══ DATA SUPPLIED ══

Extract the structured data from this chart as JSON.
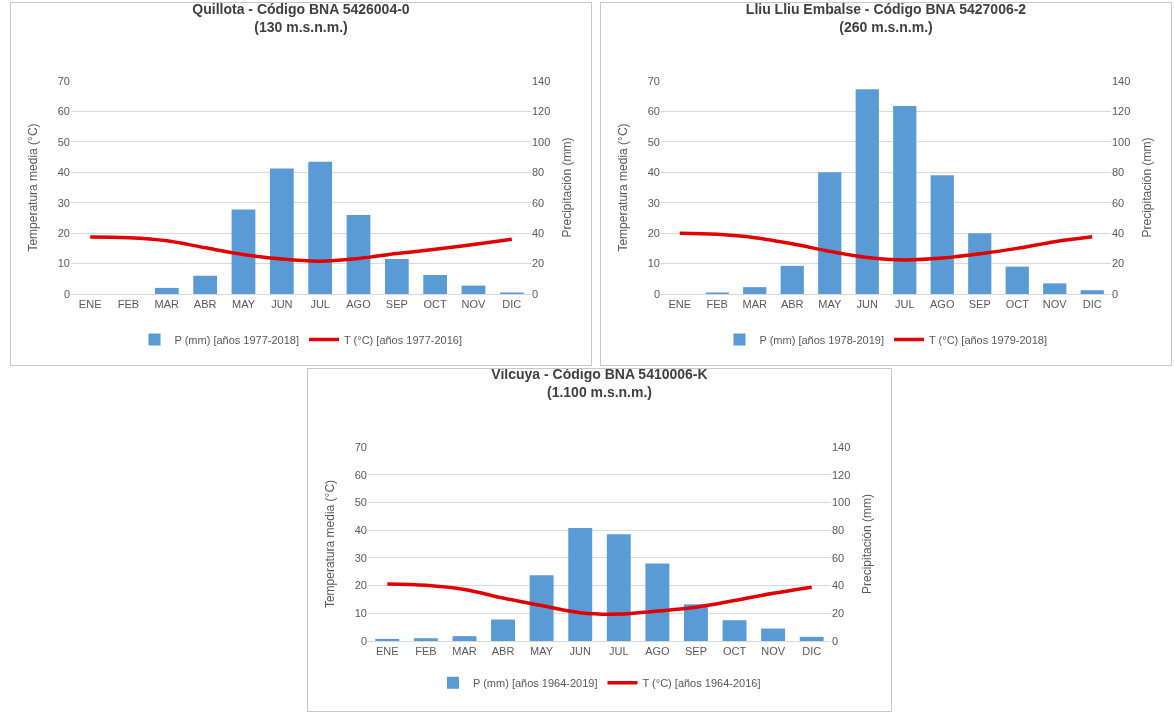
{
  "chart_data": [
    {
      "type": "bar",
      "title": "Quillota - Código BNA 5426004-0\n(130 m.s.n.m.)",
      "ylabel": "Temperatura media (°C)",
      "y2label": "Precipitación (mm)",
      "categories": [
        "ENE",
        "FEB",
        "MAR",
        "ABR",
        "MAY",
        "JUN",
        "JUL",
        "AGO",
        "SEP",
        "OCT",
        "NOV",
        "DIC"
      ],
      "series": [
        {
          "name": "P (mm) [años 1977-2018]",
          "axis": "y2",
          "color": "#5b9bd5",
          "values": [
            0,
            0,
            4,
            12,
            55.5,
            82.5,
            87,
            52,
            23,
            12.5,
            5.5,
            1
          ]
        },
        {
          "name": "T (°C) [años 1977-2016]",
          "type": "line",
          "color": "#e00000",
          "values": [
            18.7,
            18.5,
            17.5,
            15.2,
            13,
            11.5,
            10.8,
            11.7,
            13.3,
            14.7,
            16.3,
            18
          ]
        }
      ],
      "ylim": [
        0,
        70
      ],
      "yticks": [
        0,
        10,
        20,
        30,
        40,
        50,
        60,
        70
      ],
      "y2lim": [
        0,
        140
      ],
      "y2ticks": [
        0,
        20,
        40,
        60,
        80,
        100,
        120,
        140
      ],
      "grid": "y",
      "legend": "bottom",
      "marker": "none"
    },
    {
      "type": "bar",
      "title": "Lliu Lliu Embalse - Código BNA 5427006-2\n(260 m.s.n.m.)",
      "ylabel": "Temperatura media (°C)",
      "y2label": "Precipitación (mm)",
      "categories": [
        "ENE",
        "FEB",
        "MAR",
        "ABR",
        "MAY",
        "JUN",
        "JUL",
        "AGO",
        "SEP",
        "OCT",
        "NOV",
        "DIC"
      ],
      "series": [
        {
          "name": "P (mm) [años 1978-2019]",
          "axis": "y2",
          "color": "#5b9bd5",
          "values": [
            0,
            1,
            4.5,
            18.5,
            80,
            134.5,
            123.5,
            78,
            40,
            18,
            7,
            2.5
          ]
        },
        {
          "name": "T (°C) [años 1979-2018]",
          "type": "line",
          "color": "#e00000",
          "values": [
            20,
            19.6,
            18.5,
            16.5,
            14,
            12,
            11.2,
            11.8,
            13.2,
            15,
            17.2,
            18.8
          ]
        }
      ],
      "ylim": [
        0,
        70
      ],
      "yticks": [
        0,
        10,
        20,
        30,
        40,
        50,
        60,
        70
      ],
      "y2lim": [
        0,
        140
      ],
      "y2ticks": [
        0,
        20,
        40,
        60,
        80,
        100,
        120,
        140
      ],
      "grid": "y",
      "legend": "bottom",
      "marker": "none"
    },
    {
      "type": "bar",
      "title": "Vilcuya - Código BNA 5410006-K\n(1.100 m.s.n.m.)",
      "ylabel": "Temperatura media (°C)",
      "y2label": "Precipitación (mm)",
      "categories": [
        "ENE",
        "FEB",
        "MAR",
        "ABR",
        "MAY",
        "JUN",
        "JUL",
        "AGO",
        "SEP",
        "OCT",
        "NOV",
        "DIC"
      ],
      "series": [
        {
          "name": "P (mm) [años 1964-2019]",
          "axis": "y2",
          "color": "#5b9bd5",
          "values": [
            1.5,
            2,
            3.5,
            15.5,
            47.5,
            81.5,
            77,
            56,
            26.5,
            15,
            9,
            3
          ]
        },
        {
          "name": "T (°C) [años 1964-2016]",
          "type": "line",
          "color": "#e00000",
          "values": [
            20.6,
            20.1,
            18.6,
            15.5,
            12.8,
            10.2,
            9.7,
            10.8,
            12.2,
            14.6,
            17.2,
            19.4
          ]
        }
      ],
      "ylim": [
        0,
        70
      ],
      "yticks": [
        0,
        10,
        20,
        30,
        40,
        50,
        60,
        70
      ],
      "y2lim": [
        0,
        140
      ],
      "y2ticks": [
        0,
        20,
        40,
        60,
        80,
        100,
        120,
        140
      ],
      "grid": "y",
      "legend": "bottom",
      "marker": "none"
    }
  ]
}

═══

[GIVEN PROBLEM] Please write out all of the material above without changing a word, and omit any pictures.

[SOLUTION FOR THIS TASK]
Extract the structured data from this chart as JSON.
{
  "chart_data": [
    {
      "type": "bar",
      "title": "Quillota - Código BNA 5426004-0\n(130 m.s.n.m.)",
      "ylabel": "Temperatura media (°C)",
      "y2label": "Precipitación (mm)",
      "categories": [
        "ENE",
        "FEB",
        "MAR",
        "ABR",
        "MAY",
        "JUN",
        "JUL",
        "AGO",
        "SEP",
        "OCT",
        "NOV",
        "DIC"
      ],
      "series": [
        {
          "name": "P (mm) [años 1977-2018]",
          "axis": "y2",
          "color": "#5b9bd5",
          "values": [
            0,
            0,
            4,
            12,
            55.5,
            82.5,
            87,
            52,
            23,
            12.5,
            5.5,
            1
          ]
        },
        {
          "name": "T (°C) [años 1977-2016]",
          "type": "line",
          "color": "#e00000",
          "values": [
            18.7,
            18.5,
            17.5,
            15.2,
            13,
            11.5,
            10.8,
            11.7,
            13.3,
            14.7,
            16.3,
            18
          ]
        }
      ],
      "ylim": [
        0,
        70
      ],
      "yticks": [
        0,
        10,
        20,
        30,
        40,
        50,
        60,
        70
      ],
      "y2lim": [
        0,
        140
      ],
      "y2ticks": [
        0,
        20,
        40,
        60,
        80,
        100,
        120,
        140
      ],
      "grid": "y",
      "legend": "bottom",
      "marker": "none"
    },
    {
      "type": "bar",
      "title": "Lliu Lliu Embalse - Código BNA 5427006-2\n(260 m.s.n.m.)",
      "ylabel": "Temperatura media (°C)",
      "y2label": "Precipitación (mm)",
      "categories": [
        "ENE",
        "FEB",
        "MAR",
        "ABR",
        "MAY",
        "JUN",
        "JUL",
        "AGO",
        "SEP",
        "OCT",
        "NOV",
        "DIC"
      ],
      "series": [
        {
          "name": "P (mm) [años 1978-2019]",
          "axis": "y2",
          "color": "#5b9bd5",
          "values": [
            0,
            1,
            4.5,
            18.5,
            80,
            134.5,
            123.5,
            78,
            40,
            18,
            7,
            2.5
          ]
        },
        {
          "name": "T (°C) [años 1979-2018]",
          "type": "line",
          "color": "#e00000",
          "values": [
            20,
            19.6,
            18.5,
            16.5,
            14,
            12,
            11.2,
            11.8,
            13.2,
            15,
            17.2,
            18.8
          ]
        }
      ],
      "ylim": [
        0,
        70
      ],
      "yticks": [
        0,
        10,
        20,
        30,
        40,
        50,
        60,
        70
      ],
      "y2lim": [
        0,
        140
      ],
      "y2ticks": [
        0,
        20,
        40,
        60,
        80,
        100,
        120,
        140
      ],
      "grid": "y",
      "legend": "bottom",
      "marker": "none"
    },
    {
      "type": "bar",
      "title": "Vilcuya - Código BNA 5410006-K\n(1.100 m.s.n.m.)",
      "ylabel": "Temperatura media (°C)",
      "y2label": "Precipitación (mm)",
      "categories": [
        "ENE",
        "FEB",
        "MAR",
        "ABR",
        "MAY",
        "JUN",
        "JUL",
        "AGO",
        "SEP",
        "OCT",
        "NOV",
        "DIC"
      ],
      "series": [
        {
          "name": "P (mm) [años 1964-2019]",
          "axis": "y2",
          "color": "#5b9bd5",
          "values": [
            1.5,
            2,
            3.5,
            15.5,
            47.5,
            81.5,
            77,
            56,
            26.5,
            15,
            9,
            3
          ]
        },
        {
          "name": "T (°C) [años 1964-2016]",
          "type": "line",
          "color": "#e00000",
          "values": [
            20.6,
            20.1,
            18.6,
            15.5,
            12.8,
            10.2,
            9.7,
            10.8,
            12.2,
            14.6,
            17.2,
            19.4
          ]
        }
      ],
      "ylim": [
        0,
        70
      ],
      "yticks": [
        0,
        10,
        20,
        30,
        40,
        50,
        60,
        70
      ],
      "y2lim": [
        0,
        140
      ],
      "y2ticks": [
        0,
        20,
        40,
        60,
        80,
        100,
        120,
        140
      ],
      "grid": "y",
      "legend": "bottom",
      "marker": "none"
    }
  ]
}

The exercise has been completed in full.